- **Stated exercise**:
Below are entries to be transcribed exactly; exclude the pictures from the copy.

────

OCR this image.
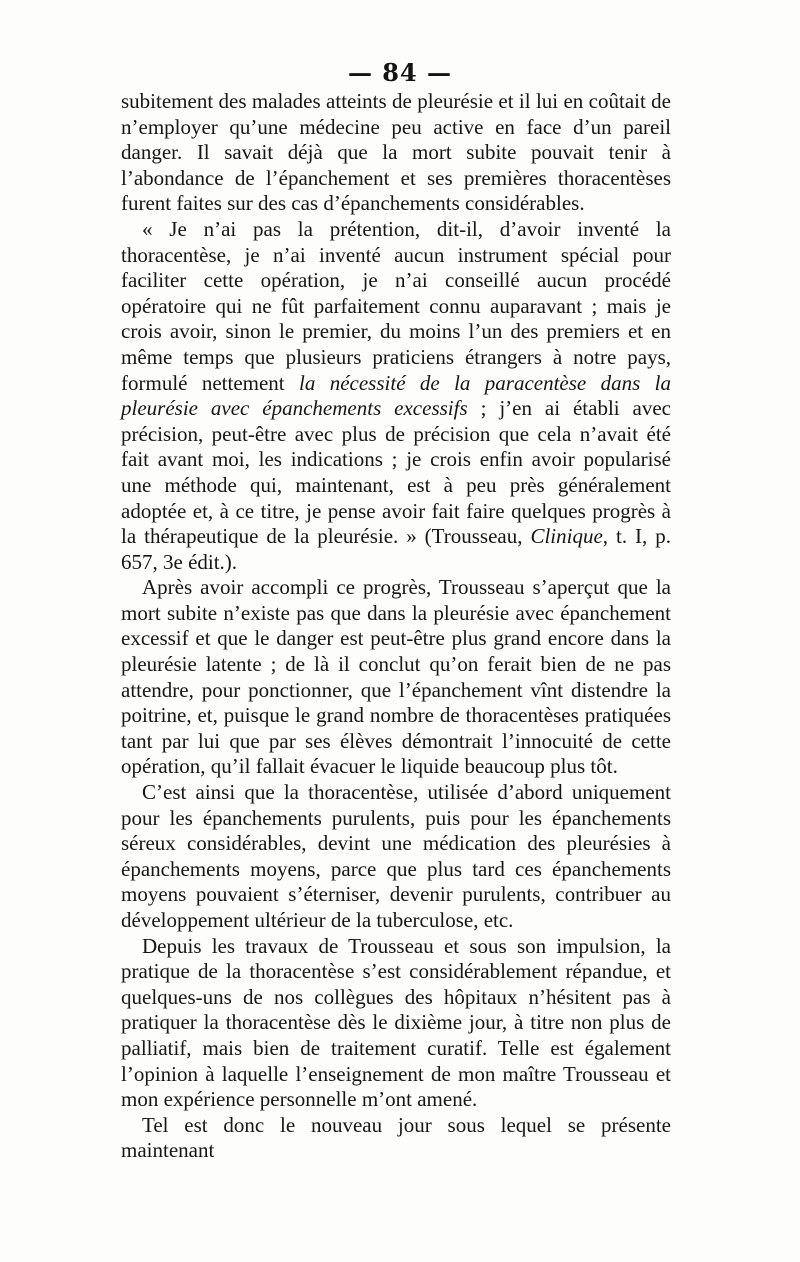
— 84 —

subitement des malades atteints de pleurésie et il lui en coûtait de n’employer qu’une médecine peu active en face d’un pareil danger. Il savait déjà que la mort subite pouvait tenir à l’abondance de l’épanchement et ses premières thoracentèses furent faites sur des cas d’épanchements considérables.

« Je n’ai pas la prétention, dit-il, d’avoir inventé la thoracentèse, je n’ai inventé aucun instrument spécial pour faciliter cette opération, je n’ai conseillé aucun procédé opératoire qui ne fût parfaitement connu auparavant ; mais je crois avoir, sinon le premier, du moins l’un des premiers et en même temps que plusieurs praticiens étrangers à notre pays, formulé nettement la nécessité de la paracentèse dans la pleurésie avec épanchements excessifs ; j’en ai établi avec précision, peut-être avec plus de précision que cela n’avait été fait avant moi, les indications ; je crois enfin avoir popularisé une méthode qui, maintenant, est à peu près généralement adoptée et, à ce titre, je pense avoir fait faire quelques progrès à la thérapeutique de la pleurésie. » (Trousseau, Clinique, t. I, p. 657, 3e édit.).

Après avoir accompli ce progrès, Trousseau s’aperçut que la mort subite n’existe pas que dans la pleurésie avec épanchement excessif et que le danger est peut-être plus grand encore dans la pleurésie latente ; de là il conclut qu’on ferait bien de ne pas attendre, pour ponctionner, que l’épanchement vînt distendre la poitrine, et, puisque le grand nombre de thoracentèses pratiquées tant par lui que par ses élèves démontrait l’innocuité de cette opération, qu’il fallait évacuer le liquide beaucoup plus tôt.

C’est ainsi que la thoracentèse, utilisée d’abord uniquement pour les épanchements purulents, puis pour les épanchements séreux considérables, devint une médication des pleurésies à épanchements moyens, parce que plus tard ces épanchements moyens pouvaient s’éterniser, devenir purulents, contribuer au développement ultérieur de la tuberculose, etc.

Depuis les travaux de Trousseau et sous son impulsion, la pratique de la thoracentèse s’est considérablement répandue, et quelques-uns de nos collègues des hôpitaux n’hésitent pas à pratiquer la thoracentèse dès le dixième jour, à titre non plus de palliatif, mais bien de traitement curatif. Telle est également l’opinion à laquelle l’enseignement de mon maître Trousseau et mon expérience personnelle m’ont amené.

Tel est donc le nouveau jour sous lequel se présente maintenant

────

- **Response**:
OCR this image.
— 84 —

subitement des malades atteints de pleurésie et il lui en coûtait de n’employer qu’une médecine peu active en face d’un pareil danger. Il savait déjà que la mort subite pouvait tenir à l’abondance de l’épanchement et ses premières thoracentèses furent faites sur des cas d’épanchements considérables.

« Je n’ai pas la prétention, dit-il, d’avoir inventé la thoracentèse, je n’ai inventé aucun instrument spécial pour faciliter cette opération, je n’ai conseillé aucun procédé opératoire qui ne fût parfaitement connu auparavant ; mais je crois avoir, sinon le premier, du moins l’un des premiers et en même temps que plusieurs praticiens étrangers à notre pays, formulé nettement la nécessité de la paracentèse dans la pleurésie avec épanchements excessifs ; j’en ai établi avec précision, peut-être avec plus de précision que cela n’avait été fait avant moi, les indications ; je crois enfin avoir popularisé une méthode qui, maintenant, est à peu près généralement adoptée et, à ce titre, je pense avoir fait faire quelques progrès à la thérapeutique de la pleurésie. » (Trousseau, Clinique, t. I, p. 657, 3e édit.).

Après avoir accompli ce progrès, Trousseau s’aperçut que la mort subite n’existe pas que dans la pleurésie avec épanchement excessif et que le danger est peut-être plus grand encore dans la pleurésie latente ; de là il conclut qu’on ferait bien de ne pas attendre, pour ponctionner, que l’épanchement vînt distendre la poitrine, et, puisque le grand nombre de thoracentèses pratiquées tant par lui que par ses élèves démontrait l’innocuité de cette opération, qu’il fallait évacuer le liquide beaucoup plus tôt.

C’est ainsi que la thoracentèse, utilisée d’abord uniquement pour les épanchements purulents, puis pour les épanchements séreux considérables, devint une médication des pleurésies à épanchements moyens, parce que plus tard ces épanchements moyens pouvaient s’éterniser, devenir purulents, contribuer au développement ultérieur de la tuberculose, etc.

Depuis les travaux de Trousseau et sous son impulsion, la pratique de la thoracentèse s’est considérablement répandue, et quelques-uns de nos collègues des hôpitaux n’hésitent pas à pratiquer la thoracentèse dès le dixième jour, à titre non plus de palliatif, mais bien de traitement curatif. Telle est également l’opinion à laquelle l’enseignement de mon maître Trousseau et mon expérience personnelle m’ont amené.

Tel est donc le nouveau jour sous lequel se présente maintenant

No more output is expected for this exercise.